Copy out every line in the entries below that includes "this".

Data section:
****************************************
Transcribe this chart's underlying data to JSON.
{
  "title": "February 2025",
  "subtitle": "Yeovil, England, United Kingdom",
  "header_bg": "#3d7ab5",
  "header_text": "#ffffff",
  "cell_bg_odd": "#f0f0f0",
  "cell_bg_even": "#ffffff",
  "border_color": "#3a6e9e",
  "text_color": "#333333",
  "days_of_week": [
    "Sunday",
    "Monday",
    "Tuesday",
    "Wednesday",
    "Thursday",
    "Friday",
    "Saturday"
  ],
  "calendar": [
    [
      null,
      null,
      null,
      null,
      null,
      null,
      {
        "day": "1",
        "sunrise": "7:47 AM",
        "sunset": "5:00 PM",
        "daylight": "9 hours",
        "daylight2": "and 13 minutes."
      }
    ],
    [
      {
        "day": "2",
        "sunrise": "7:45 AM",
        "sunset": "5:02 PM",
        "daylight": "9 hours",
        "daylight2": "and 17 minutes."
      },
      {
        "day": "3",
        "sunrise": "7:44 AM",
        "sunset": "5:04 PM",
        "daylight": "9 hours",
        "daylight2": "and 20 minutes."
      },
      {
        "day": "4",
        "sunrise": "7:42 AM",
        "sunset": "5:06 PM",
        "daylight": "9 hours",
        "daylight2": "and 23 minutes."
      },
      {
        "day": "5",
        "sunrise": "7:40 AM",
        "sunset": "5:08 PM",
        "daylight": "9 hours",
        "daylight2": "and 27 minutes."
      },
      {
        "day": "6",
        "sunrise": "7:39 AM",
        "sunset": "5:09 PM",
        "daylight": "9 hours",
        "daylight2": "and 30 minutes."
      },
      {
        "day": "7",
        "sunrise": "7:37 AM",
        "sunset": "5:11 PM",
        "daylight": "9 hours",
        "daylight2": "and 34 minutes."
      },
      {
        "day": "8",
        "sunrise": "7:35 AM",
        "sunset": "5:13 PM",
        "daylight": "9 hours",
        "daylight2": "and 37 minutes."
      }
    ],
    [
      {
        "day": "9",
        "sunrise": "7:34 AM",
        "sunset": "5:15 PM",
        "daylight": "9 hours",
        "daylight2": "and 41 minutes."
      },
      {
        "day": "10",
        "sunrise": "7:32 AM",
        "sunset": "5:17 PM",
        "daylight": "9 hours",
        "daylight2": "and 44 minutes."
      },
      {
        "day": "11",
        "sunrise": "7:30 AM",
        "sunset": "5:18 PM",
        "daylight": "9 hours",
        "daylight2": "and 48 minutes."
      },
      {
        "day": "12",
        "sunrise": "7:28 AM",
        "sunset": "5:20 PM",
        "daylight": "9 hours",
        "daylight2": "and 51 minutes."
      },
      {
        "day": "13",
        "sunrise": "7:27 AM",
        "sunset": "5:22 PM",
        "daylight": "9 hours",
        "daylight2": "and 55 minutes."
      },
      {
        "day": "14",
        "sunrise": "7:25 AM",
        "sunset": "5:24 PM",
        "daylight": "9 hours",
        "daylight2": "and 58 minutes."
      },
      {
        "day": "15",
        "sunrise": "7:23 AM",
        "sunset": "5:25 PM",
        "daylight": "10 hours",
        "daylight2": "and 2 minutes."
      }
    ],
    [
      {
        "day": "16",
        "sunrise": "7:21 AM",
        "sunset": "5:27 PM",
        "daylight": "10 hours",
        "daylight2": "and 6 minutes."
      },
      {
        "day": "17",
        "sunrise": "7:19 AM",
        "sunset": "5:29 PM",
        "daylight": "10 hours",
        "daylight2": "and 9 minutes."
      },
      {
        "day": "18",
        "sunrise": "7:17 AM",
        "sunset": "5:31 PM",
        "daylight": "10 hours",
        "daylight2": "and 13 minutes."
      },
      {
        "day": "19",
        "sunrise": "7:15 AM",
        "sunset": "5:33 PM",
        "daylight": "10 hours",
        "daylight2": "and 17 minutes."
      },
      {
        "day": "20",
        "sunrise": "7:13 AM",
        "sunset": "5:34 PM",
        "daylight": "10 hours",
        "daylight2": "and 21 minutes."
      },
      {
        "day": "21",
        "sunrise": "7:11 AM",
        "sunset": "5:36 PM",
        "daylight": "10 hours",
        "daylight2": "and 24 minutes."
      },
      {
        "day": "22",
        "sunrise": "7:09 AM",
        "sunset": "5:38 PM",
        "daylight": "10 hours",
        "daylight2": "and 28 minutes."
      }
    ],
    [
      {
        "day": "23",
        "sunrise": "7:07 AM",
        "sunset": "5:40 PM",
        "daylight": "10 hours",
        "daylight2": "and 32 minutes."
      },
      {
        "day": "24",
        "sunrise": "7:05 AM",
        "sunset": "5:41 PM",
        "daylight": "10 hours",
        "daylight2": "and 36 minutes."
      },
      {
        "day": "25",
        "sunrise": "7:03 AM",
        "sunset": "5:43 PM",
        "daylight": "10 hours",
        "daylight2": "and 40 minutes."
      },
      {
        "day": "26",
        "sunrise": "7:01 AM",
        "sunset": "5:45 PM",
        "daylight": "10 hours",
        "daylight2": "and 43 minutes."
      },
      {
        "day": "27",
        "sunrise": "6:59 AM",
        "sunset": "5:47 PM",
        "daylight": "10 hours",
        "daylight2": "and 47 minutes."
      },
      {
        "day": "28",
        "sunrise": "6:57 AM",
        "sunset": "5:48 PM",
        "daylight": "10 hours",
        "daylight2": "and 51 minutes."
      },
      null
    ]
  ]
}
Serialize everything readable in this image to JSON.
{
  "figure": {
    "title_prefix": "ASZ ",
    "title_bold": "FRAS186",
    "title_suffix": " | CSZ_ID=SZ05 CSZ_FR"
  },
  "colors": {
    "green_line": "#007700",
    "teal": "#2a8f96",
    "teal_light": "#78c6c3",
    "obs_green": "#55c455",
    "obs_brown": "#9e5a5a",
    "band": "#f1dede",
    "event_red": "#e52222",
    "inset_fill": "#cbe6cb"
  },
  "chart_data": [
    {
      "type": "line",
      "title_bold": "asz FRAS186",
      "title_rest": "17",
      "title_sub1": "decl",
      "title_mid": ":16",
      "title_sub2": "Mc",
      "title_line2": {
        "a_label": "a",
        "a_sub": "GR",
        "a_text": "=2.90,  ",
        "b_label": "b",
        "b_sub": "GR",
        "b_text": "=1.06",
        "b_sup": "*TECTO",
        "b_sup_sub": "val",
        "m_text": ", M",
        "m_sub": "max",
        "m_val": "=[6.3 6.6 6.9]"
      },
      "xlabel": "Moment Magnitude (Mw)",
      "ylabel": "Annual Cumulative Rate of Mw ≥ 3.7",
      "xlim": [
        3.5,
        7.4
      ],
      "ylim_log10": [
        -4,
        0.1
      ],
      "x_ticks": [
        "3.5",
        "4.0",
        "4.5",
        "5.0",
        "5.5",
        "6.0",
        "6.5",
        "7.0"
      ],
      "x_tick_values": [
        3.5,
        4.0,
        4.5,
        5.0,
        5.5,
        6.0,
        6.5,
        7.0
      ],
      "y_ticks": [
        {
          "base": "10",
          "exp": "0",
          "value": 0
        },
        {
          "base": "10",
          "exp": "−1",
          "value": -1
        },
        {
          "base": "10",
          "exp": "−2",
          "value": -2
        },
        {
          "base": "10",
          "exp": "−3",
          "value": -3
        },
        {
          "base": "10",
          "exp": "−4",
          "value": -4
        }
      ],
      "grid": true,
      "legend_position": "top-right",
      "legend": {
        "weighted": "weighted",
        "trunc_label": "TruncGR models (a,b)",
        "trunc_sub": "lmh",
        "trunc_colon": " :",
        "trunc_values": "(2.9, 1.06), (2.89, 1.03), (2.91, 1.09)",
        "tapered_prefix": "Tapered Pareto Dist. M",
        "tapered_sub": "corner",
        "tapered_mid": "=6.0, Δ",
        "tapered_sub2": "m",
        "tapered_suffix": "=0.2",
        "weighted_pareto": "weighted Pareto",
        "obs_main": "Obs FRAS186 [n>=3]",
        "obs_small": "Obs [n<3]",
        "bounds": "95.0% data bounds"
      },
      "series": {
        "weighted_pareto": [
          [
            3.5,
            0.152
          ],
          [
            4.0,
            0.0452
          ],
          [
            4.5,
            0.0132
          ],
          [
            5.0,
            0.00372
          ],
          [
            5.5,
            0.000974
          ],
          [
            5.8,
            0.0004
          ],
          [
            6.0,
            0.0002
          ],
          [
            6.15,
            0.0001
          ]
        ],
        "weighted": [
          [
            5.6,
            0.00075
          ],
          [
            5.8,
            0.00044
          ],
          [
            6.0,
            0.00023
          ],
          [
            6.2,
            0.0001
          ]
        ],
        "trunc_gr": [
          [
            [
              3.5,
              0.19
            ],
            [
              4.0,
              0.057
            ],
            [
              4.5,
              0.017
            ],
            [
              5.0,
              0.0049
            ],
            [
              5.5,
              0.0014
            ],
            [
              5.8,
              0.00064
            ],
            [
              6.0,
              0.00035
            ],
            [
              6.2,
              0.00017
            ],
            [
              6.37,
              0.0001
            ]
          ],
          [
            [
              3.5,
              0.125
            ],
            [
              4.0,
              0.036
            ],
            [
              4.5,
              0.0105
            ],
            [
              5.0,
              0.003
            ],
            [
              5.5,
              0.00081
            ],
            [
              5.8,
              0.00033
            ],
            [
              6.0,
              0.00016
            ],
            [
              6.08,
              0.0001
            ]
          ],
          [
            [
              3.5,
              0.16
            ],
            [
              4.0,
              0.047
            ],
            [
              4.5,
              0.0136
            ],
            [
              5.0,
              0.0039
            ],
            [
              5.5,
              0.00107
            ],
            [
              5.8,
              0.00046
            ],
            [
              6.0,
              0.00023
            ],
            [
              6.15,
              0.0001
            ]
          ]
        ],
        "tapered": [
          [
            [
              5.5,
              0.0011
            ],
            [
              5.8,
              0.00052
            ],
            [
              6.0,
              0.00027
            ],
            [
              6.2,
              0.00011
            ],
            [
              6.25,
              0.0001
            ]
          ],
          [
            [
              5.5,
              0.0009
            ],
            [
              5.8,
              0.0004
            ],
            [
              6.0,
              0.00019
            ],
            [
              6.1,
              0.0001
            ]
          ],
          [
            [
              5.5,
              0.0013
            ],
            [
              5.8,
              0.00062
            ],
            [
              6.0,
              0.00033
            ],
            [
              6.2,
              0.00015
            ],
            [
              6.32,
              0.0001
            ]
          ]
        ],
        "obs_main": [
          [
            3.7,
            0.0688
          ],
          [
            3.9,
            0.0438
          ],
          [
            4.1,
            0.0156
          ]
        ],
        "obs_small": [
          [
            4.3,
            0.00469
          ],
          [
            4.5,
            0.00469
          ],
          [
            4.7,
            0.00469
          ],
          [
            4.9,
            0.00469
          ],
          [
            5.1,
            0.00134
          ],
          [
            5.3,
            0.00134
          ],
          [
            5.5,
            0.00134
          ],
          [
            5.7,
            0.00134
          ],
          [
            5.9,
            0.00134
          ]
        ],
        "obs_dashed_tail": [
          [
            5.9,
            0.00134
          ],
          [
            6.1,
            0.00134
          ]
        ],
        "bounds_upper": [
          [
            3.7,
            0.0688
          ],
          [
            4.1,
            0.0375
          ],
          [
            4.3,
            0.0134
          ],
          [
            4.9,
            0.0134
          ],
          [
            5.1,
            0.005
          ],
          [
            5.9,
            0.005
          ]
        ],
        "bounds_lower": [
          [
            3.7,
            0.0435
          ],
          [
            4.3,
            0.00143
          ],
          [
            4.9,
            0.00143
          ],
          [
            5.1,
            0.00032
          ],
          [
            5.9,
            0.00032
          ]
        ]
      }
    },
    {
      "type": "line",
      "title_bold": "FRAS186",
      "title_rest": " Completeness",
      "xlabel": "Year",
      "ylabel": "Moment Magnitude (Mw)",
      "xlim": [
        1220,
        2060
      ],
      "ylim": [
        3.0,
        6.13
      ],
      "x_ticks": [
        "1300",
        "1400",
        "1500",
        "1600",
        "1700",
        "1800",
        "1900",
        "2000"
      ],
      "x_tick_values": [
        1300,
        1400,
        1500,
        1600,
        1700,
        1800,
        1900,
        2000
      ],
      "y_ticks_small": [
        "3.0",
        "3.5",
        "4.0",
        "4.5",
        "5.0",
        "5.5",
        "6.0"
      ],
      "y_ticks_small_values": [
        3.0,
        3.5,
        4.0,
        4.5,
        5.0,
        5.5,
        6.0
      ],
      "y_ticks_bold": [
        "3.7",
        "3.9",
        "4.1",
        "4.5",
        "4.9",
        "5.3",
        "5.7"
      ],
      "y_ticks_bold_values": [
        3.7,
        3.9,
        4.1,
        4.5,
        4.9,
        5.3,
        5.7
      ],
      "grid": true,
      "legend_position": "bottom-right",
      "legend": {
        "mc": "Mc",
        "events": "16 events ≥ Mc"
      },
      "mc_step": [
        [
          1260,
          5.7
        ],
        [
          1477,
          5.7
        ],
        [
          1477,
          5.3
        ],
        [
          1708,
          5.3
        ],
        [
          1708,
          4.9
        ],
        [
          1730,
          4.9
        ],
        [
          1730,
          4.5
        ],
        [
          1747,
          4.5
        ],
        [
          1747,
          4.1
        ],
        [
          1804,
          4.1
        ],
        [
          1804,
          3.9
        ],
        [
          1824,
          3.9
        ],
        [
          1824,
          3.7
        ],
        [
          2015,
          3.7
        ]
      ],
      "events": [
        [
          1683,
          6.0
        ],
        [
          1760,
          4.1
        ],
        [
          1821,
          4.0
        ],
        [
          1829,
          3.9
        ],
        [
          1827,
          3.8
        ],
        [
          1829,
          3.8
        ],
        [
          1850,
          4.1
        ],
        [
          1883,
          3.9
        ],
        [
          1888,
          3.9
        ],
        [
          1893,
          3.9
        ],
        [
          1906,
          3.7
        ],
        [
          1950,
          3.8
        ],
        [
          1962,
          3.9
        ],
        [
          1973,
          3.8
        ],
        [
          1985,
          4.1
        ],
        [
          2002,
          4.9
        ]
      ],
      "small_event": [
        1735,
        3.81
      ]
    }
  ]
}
****************************************
Response:
Transcribe this chart's underlying data to JSON.
Serialize everything readable in this image to JSON.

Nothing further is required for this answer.